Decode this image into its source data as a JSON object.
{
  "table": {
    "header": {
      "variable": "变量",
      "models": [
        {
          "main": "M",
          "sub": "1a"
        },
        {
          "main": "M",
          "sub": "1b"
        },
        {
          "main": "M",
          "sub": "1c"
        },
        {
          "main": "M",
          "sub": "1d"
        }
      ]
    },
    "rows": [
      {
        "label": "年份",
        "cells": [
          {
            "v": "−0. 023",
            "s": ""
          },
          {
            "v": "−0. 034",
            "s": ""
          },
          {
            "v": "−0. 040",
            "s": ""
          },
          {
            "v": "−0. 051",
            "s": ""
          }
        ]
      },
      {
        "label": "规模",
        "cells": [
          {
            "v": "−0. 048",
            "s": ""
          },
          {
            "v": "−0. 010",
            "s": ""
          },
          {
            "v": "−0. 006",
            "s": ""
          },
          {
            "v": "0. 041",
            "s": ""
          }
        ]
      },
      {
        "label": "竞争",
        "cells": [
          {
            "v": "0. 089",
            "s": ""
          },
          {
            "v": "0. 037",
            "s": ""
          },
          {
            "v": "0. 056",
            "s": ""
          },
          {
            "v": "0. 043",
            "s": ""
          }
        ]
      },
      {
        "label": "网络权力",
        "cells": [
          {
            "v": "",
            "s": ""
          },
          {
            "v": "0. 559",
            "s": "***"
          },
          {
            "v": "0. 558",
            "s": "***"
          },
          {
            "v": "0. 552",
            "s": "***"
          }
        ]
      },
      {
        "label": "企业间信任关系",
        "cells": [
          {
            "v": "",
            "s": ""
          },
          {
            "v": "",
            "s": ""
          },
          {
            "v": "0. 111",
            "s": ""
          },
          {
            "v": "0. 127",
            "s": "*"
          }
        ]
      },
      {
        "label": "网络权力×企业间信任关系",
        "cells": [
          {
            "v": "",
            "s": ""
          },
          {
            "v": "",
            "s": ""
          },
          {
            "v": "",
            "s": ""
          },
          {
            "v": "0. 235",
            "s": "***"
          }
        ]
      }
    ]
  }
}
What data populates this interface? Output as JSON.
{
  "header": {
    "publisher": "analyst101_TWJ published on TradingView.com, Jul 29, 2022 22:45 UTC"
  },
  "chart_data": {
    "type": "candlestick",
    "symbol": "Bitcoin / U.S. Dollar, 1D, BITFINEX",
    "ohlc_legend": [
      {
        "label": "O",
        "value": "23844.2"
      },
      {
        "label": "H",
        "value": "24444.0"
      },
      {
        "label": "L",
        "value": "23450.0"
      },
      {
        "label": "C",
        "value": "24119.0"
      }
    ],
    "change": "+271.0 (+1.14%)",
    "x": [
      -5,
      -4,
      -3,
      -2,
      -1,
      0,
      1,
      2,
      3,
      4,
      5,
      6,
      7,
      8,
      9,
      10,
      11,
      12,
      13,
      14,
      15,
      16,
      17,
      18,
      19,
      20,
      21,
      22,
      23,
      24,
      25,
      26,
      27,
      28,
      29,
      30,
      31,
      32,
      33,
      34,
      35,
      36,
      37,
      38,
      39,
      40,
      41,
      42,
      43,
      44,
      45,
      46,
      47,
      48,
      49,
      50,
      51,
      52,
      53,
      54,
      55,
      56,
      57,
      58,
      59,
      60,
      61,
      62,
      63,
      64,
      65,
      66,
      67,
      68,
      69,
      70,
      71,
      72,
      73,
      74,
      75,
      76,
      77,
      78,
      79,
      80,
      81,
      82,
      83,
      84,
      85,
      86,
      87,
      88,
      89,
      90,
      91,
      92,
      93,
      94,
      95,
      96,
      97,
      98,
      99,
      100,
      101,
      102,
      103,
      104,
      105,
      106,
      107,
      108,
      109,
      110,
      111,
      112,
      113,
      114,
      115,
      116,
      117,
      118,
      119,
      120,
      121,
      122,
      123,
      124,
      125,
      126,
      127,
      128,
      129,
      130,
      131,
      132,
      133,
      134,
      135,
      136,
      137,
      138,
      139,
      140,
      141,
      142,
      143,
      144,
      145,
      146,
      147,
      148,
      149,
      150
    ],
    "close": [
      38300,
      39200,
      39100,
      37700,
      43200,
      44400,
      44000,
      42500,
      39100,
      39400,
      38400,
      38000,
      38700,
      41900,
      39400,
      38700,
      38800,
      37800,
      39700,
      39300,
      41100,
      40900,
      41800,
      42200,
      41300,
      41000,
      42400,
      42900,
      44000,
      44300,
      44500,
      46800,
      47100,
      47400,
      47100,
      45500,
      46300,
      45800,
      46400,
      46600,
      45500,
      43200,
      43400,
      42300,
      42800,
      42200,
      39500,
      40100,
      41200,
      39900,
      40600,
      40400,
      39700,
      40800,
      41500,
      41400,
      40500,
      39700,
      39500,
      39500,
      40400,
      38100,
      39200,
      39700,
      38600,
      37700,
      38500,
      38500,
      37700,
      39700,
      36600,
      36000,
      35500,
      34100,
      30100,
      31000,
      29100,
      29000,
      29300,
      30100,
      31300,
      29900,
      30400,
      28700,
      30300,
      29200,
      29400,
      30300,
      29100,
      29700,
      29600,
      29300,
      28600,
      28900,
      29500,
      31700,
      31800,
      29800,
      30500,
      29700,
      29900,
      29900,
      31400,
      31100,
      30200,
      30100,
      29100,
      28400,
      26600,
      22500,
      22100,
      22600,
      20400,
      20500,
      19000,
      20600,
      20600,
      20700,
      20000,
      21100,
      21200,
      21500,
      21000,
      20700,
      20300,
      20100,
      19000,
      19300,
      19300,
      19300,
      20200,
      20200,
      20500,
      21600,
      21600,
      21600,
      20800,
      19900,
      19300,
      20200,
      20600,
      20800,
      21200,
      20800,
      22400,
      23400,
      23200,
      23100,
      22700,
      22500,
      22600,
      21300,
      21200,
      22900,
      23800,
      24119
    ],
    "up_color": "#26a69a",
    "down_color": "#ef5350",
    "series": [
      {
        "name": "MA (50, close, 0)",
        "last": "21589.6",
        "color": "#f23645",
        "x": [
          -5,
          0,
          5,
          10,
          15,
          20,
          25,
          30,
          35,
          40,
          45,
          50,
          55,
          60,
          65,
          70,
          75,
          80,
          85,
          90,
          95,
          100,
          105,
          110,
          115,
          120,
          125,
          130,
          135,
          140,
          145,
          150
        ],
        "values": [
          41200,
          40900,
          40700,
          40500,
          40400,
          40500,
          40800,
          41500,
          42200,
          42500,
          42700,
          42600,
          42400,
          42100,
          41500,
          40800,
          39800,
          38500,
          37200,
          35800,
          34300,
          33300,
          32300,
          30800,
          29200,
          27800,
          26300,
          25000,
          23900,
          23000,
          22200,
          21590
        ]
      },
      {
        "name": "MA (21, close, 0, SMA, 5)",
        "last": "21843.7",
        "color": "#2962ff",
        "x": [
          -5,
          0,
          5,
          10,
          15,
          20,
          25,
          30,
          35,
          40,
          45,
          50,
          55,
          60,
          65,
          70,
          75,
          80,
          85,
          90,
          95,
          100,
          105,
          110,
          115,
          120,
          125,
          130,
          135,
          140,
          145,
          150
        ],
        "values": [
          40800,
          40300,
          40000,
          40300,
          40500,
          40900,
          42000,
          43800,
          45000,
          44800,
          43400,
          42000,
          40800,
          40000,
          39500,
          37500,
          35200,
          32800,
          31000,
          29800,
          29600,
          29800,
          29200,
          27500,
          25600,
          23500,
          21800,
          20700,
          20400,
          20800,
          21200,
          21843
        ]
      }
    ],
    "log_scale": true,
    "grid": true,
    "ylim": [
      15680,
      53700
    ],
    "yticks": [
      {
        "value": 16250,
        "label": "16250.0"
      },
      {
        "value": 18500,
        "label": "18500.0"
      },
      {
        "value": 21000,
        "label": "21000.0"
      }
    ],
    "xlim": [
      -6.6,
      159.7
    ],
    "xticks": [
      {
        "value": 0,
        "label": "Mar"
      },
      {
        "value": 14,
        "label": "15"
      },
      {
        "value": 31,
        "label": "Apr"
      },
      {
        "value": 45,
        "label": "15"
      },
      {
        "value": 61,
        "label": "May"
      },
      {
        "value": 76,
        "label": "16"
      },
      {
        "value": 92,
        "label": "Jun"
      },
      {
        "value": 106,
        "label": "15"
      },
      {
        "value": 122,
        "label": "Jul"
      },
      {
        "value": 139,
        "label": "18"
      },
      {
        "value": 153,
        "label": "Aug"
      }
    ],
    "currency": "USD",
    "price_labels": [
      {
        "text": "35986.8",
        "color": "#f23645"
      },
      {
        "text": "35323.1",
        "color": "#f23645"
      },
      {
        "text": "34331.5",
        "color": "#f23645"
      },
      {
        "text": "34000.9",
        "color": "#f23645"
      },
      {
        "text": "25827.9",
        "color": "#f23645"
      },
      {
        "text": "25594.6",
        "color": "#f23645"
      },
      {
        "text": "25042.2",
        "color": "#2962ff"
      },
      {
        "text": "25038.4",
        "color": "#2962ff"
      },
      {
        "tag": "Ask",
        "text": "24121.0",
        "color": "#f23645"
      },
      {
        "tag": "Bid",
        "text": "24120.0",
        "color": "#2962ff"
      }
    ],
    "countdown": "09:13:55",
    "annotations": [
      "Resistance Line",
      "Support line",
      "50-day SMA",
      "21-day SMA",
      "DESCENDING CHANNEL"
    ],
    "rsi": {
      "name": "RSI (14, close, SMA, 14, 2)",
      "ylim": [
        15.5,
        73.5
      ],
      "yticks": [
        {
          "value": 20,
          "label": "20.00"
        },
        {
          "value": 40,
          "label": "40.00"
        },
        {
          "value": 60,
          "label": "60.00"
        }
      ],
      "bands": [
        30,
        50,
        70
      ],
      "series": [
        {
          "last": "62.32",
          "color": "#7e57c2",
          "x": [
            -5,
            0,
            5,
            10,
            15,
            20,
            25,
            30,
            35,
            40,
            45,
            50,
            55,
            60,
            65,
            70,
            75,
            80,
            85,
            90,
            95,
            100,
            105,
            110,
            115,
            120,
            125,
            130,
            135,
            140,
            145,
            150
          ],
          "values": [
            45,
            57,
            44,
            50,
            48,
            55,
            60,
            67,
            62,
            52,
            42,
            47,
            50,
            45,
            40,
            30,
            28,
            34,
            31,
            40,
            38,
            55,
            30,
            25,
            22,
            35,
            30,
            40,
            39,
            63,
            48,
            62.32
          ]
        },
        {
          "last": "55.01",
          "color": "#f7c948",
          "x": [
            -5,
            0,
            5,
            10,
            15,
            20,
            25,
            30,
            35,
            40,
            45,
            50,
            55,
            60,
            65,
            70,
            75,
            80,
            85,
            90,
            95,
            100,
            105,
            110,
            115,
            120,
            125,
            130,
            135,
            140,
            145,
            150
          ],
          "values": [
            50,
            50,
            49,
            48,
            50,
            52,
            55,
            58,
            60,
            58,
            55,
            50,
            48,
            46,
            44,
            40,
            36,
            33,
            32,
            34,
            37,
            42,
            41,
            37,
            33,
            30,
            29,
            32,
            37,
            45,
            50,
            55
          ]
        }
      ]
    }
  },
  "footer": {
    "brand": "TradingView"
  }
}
■ ■ ■ ■ ■
| Task goal |
Copy out every line in the entries above that holds "this".

| Final result |
Decode this image into its source data as a JSON object.
What data populates this interface? Output as JSON.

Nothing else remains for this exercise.